Saved entries
★ ★ ★ ★ ★ ★ ★
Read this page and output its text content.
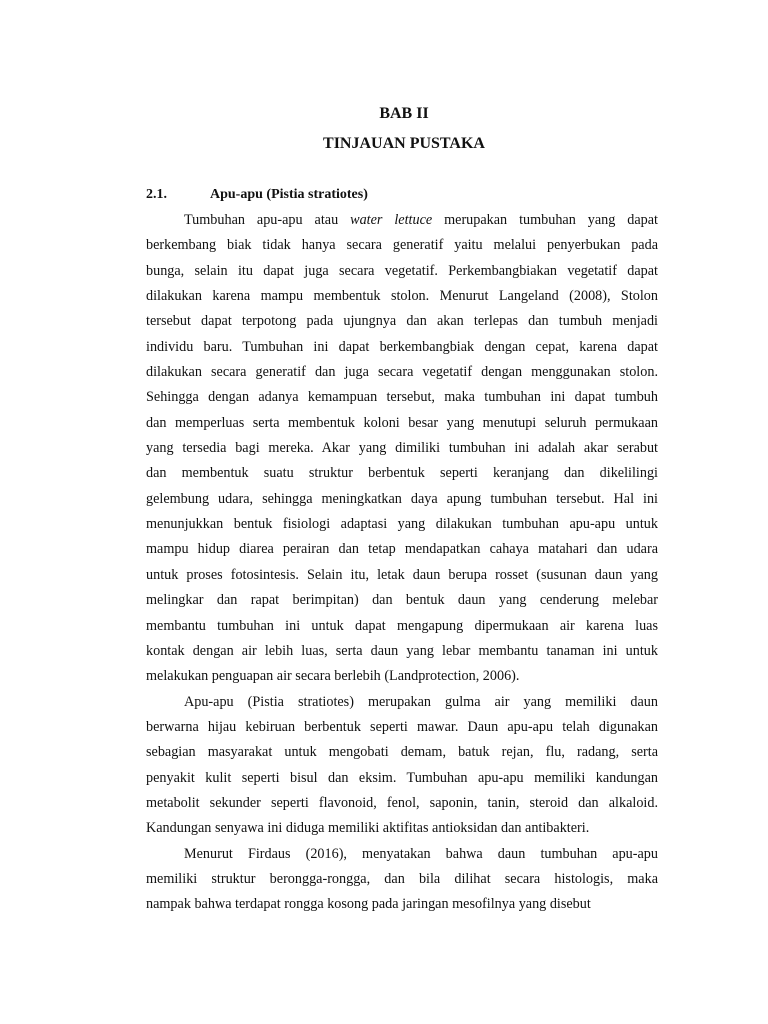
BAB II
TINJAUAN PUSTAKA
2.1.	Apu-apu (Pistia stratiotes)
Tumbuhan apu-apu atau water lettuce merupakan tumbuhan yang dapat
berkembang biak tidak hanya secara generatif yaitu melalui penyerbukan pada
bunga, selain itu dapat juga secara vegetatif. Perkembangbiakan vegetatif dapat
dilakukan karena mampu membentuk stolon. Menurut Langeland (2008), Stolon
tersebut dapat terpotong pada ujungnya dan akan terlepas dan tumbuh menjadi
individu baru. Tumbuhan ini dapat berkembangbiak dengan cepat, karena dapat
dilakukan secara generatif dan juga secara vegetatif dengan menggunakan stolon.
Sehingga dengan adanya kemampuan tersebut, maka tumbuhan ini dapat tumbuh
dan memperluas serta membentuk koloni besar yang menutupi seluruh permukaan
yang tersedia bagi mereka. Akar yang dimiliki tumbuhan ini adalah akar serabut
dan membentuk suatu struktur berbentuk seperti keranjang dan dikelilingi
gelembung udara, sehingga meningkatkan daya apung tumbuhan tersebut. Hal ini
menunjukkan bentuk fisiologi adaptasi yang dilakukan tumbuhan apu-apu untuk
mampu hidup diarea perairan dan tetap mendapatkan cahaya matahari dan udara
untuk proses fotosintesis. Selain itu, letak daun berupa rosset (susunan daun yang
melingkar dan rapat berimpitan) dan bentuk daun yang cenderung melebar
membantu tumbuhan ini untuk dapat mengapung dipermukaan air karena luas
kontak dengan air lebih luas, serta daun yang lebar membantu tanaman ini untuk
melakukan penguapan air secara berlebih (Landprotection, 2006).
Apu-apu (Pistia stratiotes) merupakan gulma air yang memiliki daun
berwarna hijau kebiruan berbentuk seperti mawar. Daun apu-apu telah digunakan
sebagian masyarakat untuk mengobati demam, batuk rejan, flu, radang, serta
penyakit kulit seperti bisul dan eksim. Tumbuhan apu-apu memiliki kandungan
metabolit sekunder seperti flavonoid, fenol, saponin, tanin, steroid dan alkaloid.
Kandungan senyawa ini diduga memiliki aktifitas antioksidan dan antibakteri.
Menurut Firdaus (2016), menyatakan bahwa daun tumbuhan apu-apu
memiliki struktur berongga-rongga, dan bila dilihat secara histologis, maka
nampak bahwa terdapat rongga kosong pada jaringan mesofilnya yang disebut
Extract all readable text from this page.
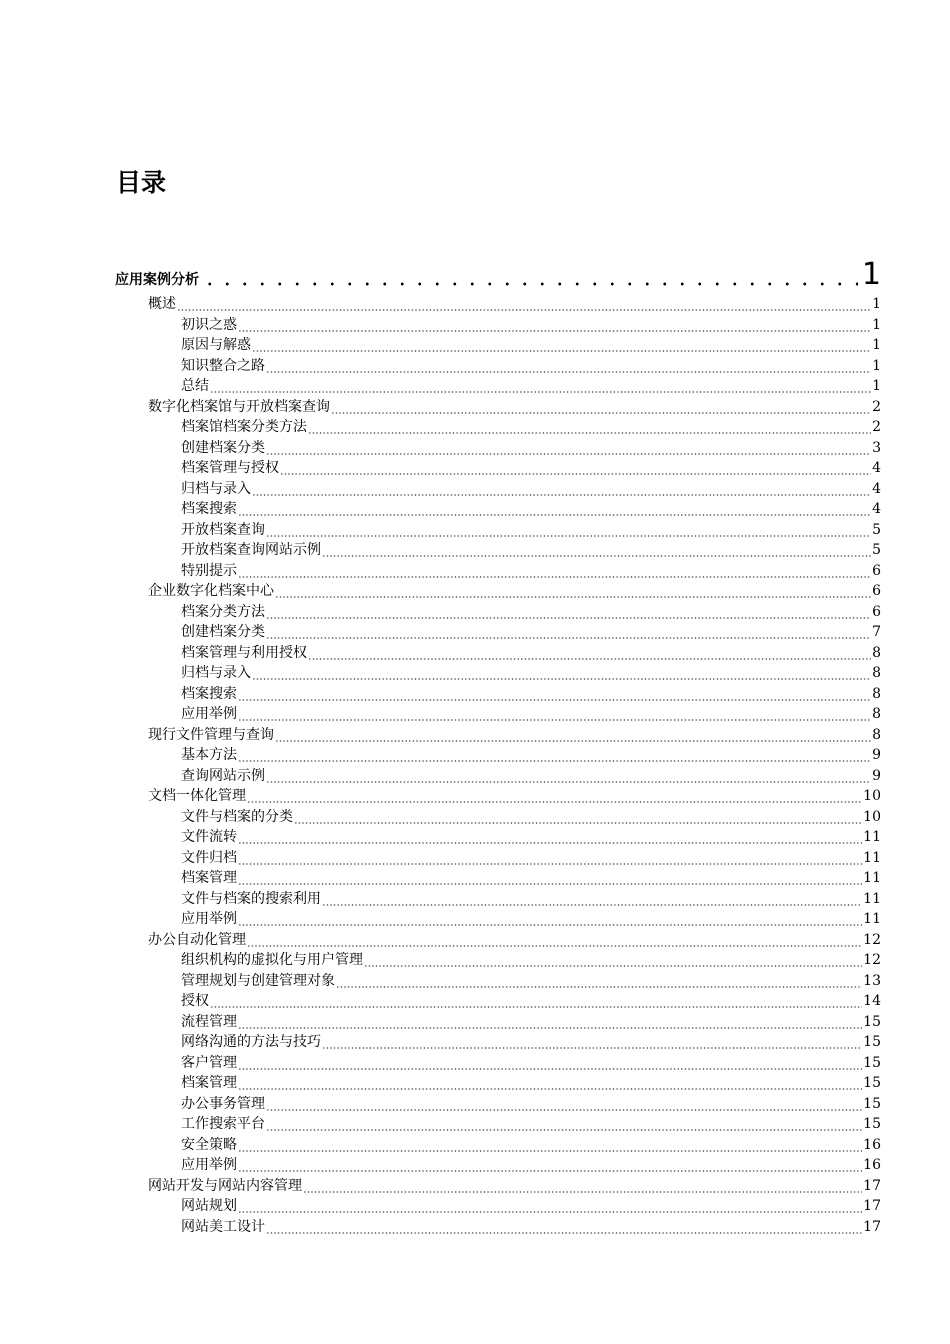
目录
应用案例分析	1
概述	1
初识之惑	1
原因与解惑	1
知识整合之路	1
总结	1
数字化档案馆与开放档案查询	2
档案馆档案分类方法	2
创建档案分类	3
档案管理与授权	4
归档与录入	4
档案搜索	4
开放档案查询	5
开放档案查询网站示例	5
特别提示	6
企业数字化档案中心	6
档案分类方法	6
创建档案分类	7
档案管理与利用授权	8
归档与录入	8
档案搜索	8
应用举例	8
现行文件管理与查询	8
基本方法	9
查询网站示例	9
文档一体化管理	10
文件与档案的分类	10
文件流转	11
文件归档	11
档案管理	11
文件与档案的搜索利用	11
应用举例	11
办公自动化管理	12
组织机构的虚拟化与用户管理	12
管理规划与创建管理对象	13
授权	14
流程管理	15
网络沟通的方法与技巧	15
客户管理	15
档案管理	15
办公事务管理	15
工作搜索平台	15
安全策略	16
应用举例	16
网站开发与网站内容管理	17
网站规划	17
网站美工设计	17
★ ★ ★ ★ ★ ★ ★
▶ TASK DETAILS: Reproduce verbatim every line starting at the line that holds "Extract all readable text from this page." and ending with the final line of the data; omit the pictures.

▶ SOLUTION FOR THIS PROBLEM:
Extract all readable text from this page.
目录
应用案例分析	1
概述	1
初识之惑	1
原因与解惑	1
知识整合之路	1
总结	1
数字化档案馆与开放档案查询	2
档案馆档案分类方法	2
创建档案分类	3
档案管理与授权	4
归档与录入	4
档案搜索	4
开放档案查询	5
开放档案查询网站示例	5
特别提示	6
企业数字化档案中心	6
档案分类方法	6
创建档案分类	7
档案管理与利用授权	8
归档与录入	8
档案搜索	8
应用举例	8
现行文件管理与查询	8
基本方法	9
查询网站示例	9
文档一体化管理	10
文件与档案的分类	10
文件流转	11
文件归档	11
档案管理	11
文件与档案的搜索利用	11
应用举例	11
办公自动化管理	12
组织机构的虚拟化与用户管理	12
管理规划与创建管理对象	13
授权	14
流程管理	15
网络沟通的方法与技巧	15
客户管理	15
档案管理	15
办公事务管理	15
工作搜索平台	15
安全策略	16
应用举例	16
网站开发与网站内容管理	17
网站规划	17
网站美工设计	17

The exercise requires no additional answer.